▸ **TO DO**
Repeat the whole listing below, word for word.

Items from a figure collection
..........

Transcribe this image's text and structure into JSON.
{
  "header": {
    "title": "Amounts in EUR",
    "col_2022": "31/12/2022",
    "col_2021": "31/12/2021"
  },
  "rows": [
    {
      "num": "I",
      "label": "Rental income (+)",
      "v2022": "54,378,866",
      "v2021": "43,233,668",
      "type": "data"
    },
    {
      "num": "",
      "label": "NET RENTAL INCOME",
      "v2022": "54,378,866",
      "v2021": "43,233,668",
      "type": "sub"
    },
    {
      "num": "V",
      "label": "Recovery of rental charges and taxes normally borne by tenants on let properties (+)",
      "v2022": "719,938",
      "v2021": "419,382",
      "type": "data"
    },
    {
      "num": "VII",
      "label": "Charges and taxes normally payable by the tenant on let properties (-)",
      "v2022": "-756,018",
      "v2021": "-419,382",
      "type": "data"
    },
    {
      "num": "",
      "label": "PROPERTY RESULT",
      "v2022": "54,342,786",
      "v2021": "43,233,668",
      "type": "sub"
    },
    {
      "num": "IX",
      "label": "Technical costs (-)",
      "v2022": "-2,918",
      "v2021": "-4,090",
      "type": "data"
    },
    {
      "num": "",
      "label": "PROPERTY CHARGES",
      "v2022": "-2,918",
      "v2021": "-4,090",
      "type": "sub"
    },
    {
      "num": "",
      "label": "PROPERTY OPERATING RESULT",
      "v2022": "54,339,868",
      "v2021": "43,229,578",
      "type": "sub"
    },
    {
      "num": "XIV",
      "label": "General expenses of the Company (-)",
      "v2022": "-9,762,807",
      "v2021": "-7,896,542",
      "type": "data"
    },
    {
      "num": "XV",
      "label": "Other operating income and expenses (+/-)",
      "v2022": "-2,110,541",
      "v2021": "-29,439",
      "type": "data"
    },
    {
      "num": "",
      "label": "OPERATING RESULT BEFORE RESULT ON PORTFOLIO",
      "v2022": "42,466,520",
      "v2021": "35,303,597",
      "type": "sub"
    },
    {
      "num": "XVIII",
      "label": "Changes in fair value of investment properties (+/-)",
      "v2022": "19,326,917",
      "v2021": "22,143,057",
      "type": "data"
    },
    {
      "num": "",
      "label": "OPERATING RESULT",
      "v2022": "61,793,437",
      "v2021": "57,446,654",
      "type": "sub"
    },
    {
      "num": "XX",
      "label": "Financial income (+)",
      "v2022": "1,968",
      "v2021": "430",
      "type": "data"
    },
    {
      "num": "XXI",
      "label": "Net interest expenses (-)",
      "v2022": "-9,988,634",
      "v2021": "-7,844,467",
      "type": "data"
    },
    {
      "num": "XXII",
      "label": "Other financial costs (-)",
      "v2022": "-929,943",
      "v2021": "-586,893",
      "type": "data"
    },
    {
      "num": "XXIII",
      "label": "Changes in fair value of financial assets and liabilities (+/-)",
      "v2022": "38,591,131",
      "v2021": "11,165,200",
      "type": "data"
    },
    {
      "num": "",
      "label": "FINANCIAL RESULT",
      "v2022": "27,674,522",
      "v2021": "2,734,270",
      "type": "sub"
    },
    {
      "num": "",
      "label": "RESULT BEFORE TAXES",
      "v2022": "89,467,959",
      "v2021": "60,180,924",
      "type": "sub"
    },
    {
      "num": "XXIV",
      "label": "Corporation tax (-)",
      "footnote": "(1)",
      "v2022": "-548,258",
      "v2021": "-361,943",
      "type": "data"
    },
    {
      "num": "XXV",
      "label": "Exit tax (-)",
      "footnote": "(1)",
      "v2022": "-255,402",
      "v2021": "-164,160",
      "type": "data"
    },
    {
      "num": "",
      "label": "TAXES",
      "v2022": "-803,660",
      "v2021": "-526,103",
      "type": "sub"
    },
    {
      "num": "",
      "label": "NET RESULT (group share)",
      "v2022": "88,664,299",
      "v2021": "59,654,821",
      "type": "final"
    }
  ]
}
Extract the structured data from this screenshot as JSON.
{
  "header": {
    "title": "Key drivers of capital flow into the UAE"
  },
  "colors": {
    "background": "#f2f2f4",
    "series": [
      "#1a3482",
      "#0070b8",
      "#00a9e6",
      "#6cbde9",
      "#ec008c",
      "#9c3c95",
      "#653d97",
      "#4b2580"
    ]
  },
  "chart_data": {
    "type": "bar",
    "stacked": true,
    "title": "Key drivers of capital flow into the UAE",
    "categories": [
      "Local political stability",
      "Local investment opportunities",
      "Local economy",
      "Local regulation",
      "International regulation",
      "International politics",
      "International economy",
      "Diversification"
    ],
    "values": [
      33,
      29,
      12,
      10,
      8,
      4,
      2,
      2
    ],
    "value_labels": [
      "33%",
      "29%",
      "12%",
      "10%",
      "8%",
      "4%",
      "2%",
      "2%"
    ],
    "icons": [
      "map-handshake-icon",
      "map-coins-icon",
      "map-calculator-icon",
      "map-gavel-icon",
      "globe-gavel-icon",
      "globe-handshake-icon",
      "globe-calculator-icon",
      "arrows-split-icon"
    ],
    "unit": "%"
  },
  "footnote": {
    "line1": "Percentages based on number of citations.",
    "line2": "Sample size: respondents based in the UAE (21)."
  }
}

..........

▸ **WRITTEN ANSWER**
Transcribe this image's text and structure into JSON.
{
  "header": {
    "title": "Amounts in EUR",
    "col_2022": "31/12/2022",
    "col_2021": "31/12/2021"
  },
  "rows": [
    {
      "num": "I",
      "label": "Rental income (+)",
      "v2022": "54,378,866",
      "v2021": "43,233,668",
      "type": "data"
    },
    {
      "num": "",
      "label": "NET RENTAL INCOME",
      "v2022": "54,378,866",
      "v2021": "43,233,668",
      "type": "sub"
    },
    {
      "num": "V",
      "label": "Recovery of rental charges and taxes normally borne by tenants on let properties (+)",
      "v2022": "719,938",
      "v2021": "419,382",
      "type": "data"
    },
    {
      "num": "VII",
      "label": "Charges and taxes normally payable by the tenant on let properties (-)",
      "v2022": "-756,018",
      "v2021": "-419,382",
      "type": "data"
    },
    {
      "num": "",
      "label": "PROPERTY RESULT",
      "v2022": "54,342,786",
      "v2021": "43,233,668",
      "type": "sub"
    },
    {
      "num": "IX",
      "label": "Technical costs (-)",
      "v2022": "-2,918",
      "v2021": "-4,090",
      "type": "data"
    },
    {
      "num": "",
      "label": "PROPERTY CHARGES",
      "v2022": "-2,918",
      "v2021": "-4,090",
      "type": "sub"
    },
    {
      "num": "",
      "label": "PROPERTY OPERATING RESULT",
      "v2022": "54,339,868",
      "v2021": "43,229,578",
      "type": "sub"
    },
    {
      "num": "XIV",
      "label": "General expenses of the Company (-)",
      "v2022": "-9,762,807",
      "v2021": "-7,896,542",
      "type": "data"
    },
    {
      "num": "XV",
      "label": "Other operating income and expenses (+/-)",
      "v2022": "-2,110,541",
      "v2021": "-29,439",
      "type": "data"
    },
    {
      "num": "",
      "label": "OPERATING RESULT BEFORE RESULT ON PORTFOLIO",
      "v2022": "42,466,520",
      "v2021": "35,303,597",
      "type": "sub"
    },
    {
      "num": "XVIII",
      "label": "Changes in fair value of investment properties (+/-)",
      "v2022": "19,326,917",
      "v2021": "22,143,057",
      "type": "data"
    },
    {
      "num": "",
      "label": "OPERATING RESULT",
      "v2022": "61,793,437",
      "v2021": "57,446,654",
      "type": "sub"
    },
    {
      "num": "XX",
      "label": "Financial income (+)",
      "v2022": "1,968",
      "v2021": "430",
      "type": "data"
    },
    {
      "num": "XXI",
      "label": "Net interest expenses (-)",
      "v2022": "-9,988,634",
      "v2021": "-7,844,467",
      "type": "data"
    },
    {
      "num": "XXII",
      "label": "Other financial costs (-)",
      "v2022": "-929,943",
      "v2021": "-586,893",
      "type": "data"
    },
    {
      "num": "XXIII",
      "label": "Changes in fair value of financial assets and liabilities (+/-)",
      "v2022": "38,591,131",
      "v2021": "11,165,200",
      "type": "data"
    },
    {
      "num": "",
      "label": "FINANCIAL RESULT",
      "v2022": "27,674,522",
      "v2021": "2,734,270",
      "type": "sub"
    },
    {
      "num": "",
      "label": "RESULT BEFORE TAXES",
      "v2022": "89,467,959",
      "v2021": "60,180,924",
      "type": "sub"
    },
    {
      "num": "XXIV",
      "label": "Corporation tax (-)",
      "footnote": "(1)",
      "v2022": "-548,258",
      "v2021": "-361,943",
      "type": "data"
    },
    {
      "num": "XXV",
      "label": "Exit tax (-)",
      "footnote": "(1)",
      "v2022": "-255,402",
      "v2021": "-164,160",
      "type": "data"
    },
    {
      "num": "",
      "label": "TAXES",
      "v2022": "-803,660",
      "v2021": "-526,103",
      "type": "sub"
    },
    {
      "num": "",
      "label": "NET RESULT (group share)",
      "v2022": "88,664,299",
      "v2021": "59,654,821",
      "type": "final"
    }
  ]
}
Extract the structured data from this screenshot as JSON.
{
  "header": {
    "title": "Key drivers of capital flow into the UAE"
  },
  "colors": {
    "background": "#f2f2f4",
    "series": [
      "#1a3482",
      "#0070b8",
      "#00a9e6",
      "#6cbde9",
      "#ec008c",
      "#9c3c95",
      "#653d97",
      "#4b2580"
    ]
  },
  "chart_data": {
    "type": "bar",
    "stacked": true,
    "title": "Key drivers of capital flow into the UAE",
    "categories": [
      "Local political stability",
      "Local investment opportunities",
      "Local economy",
      "Local regulation",
      "International regulation",
      "International politics",
      "International economy",
      "Diversification"
    ],
    "values": [
      33,
      29,
      12,
      10,
      8,
      4,
      2,
      2
    ],
    "value_labels": [
      "33%",
      "29%",
      "12%",
      "10%",
      "8%",
      "4%",
      "2%",
      "2%"
    ],
    "icons": [
      "map-handshake-icon",
      "map-coins-icon",
      "map-calculator-icon",
      "map-gavel-icon",
      "globe-gavel-icon",
      "globe-handshake-icon",
      "globe-calculator-icon",
      "arrows-split-icon"
    ],
    "unit": "%"
  },
  "footnote": {
    "line1": "Percentages based on number of citations.",
    "line2": "Sample size: respondents based in the UAE (21)."
  }
}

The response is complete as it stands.